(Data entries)
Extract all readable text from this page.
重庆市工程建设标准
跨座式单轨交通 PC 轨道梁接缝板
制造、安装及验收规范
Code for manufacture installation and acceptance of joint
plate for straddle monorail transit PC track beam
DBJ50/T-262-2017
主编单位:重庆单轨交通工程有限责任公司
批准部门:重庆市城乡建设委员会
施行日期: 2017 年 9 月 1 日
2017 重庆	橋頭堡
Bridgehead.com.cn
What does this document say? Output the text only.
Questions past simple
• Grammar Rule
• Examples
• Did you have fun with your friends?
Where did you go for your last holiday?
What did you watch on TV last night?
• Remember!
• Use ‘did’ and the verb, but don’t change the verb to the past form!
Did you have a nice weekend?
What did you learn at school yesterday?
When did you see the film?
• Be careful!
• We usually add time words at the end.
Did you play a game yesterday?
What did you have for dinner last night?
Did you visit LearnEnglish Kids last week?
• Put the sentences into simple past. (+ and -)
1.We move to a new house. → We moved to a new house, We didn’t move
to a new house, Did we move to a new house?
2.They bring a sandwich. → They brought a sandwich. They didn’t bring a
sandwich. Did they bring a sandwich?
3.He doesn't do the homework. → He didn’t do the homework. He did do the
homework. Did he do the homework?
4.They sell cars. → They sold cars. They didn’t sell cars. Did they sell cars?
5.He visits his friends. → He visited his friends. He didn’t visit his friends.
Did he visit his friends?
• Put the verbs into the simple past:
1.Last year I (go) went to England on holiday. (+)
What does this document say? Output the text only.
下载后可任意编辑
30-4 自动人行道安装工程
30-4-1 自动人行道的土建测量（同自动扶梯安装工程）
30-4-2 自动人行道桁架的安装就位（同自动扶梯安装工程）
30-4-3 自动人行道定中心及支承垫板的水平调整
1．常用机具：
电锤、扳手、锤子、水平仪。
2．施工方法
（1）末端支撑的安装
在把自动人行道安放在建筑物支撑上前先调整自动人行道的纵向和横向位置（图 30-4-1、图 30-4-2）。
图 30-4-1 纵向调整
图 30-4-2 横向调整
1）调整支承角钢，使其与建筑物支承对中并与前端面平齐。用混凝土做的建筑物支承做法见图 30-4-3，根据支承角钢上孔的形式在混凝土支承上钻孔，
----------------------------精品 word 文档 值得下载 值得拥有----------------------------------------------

- _STATED TASK_: Exactly reproduce every record.

- _TASK RESPONSE_:
Extract all readable text from this page.
重庆市工程建设标准
跨座式单轨交通 PC 轨道梁接缝板
制造、安装及验收规范
Code for manufacture installation and acceptance of joint
plate for straddle monorail transit PC track beam
DBJ50/T-262-2017
主编单位:重庆单轨交通工程有限责任公司
批准部门:重庆市城乡建设委员会
施行日期: 2017 年 9 月 1 日
2017 重庆	橋頭堡
Bridgehead.com.cn
What does this document say? Output the text only.
Questions past simple
• Grammar Rule
• Examples
• Did you have fun with your friends?
Where did you go for your last holiday?
What did you watch on TV last night?
• Remember!
• Use ‘did’ and the verb, but don’t change the verb to the past form!
Did you have a nice weekend?
What did you learn at school yesterday?
When did you see the film?
• Be careful!
• We usually add time words at the end.
Did you play a game yesterday?
What did you have for dinner last night?
Did you visit LearnEnglish Kids last week?
• Put the sentences into simple past. (+ and -)
1.We move to a new house. → We moved to a new house, We didn’t move
to a new house, Did we move to a new house?
2.They bring a sandwich. → They brought a sandwich. They didn’t bring a
sandwich. Did they bring a sandwich?
3.He doesn't do the homework. → He didn’t do the homework. He did do the
homework. Did he do the homework?
4.They sell cars. → They sold cars. They didn’t sell cars. Did they sell cars?
5.He visits his friends. → He visited his friends. He didn’t visit his friends.
Did he visit his friends?
• Put the verbs into the simple past:
1.Last year I (go) went to England on holiday. (+)
What does this document say? Output the text only.
下载后可任意编辑
30-4 自动人行道安装工程
30-4-1 自动人行道的土建测量（同自动扶梯安装工程）
30-4-2 自动人行道桁架的安装就位（同自动扶梯安装工程）
30-4-3 自动人行道定中心及支承垫板的水平调整
1．常用机具：
电锤、扳手、锤子、水平仪。
2．施工方法
（1）末端支撑的安装
在把自动人行道安放在建筑物支撑上前先调整自动人行道的纵向和横向位置（图 30-4-1、图 30-4-2）。
图 30-4-1 纵向调整
图 30-4-2 横向调整
1）调整支承角钢，使其与建筑物支承对中并与前端面平齐。用混凝土做的建筑物支承做法见图 30-4-3，根据支承角钢上孔的形式在混凝土支承上钻孔，
----------------------------精品 word 文档 值得下载 值得拥有----------------------------------------------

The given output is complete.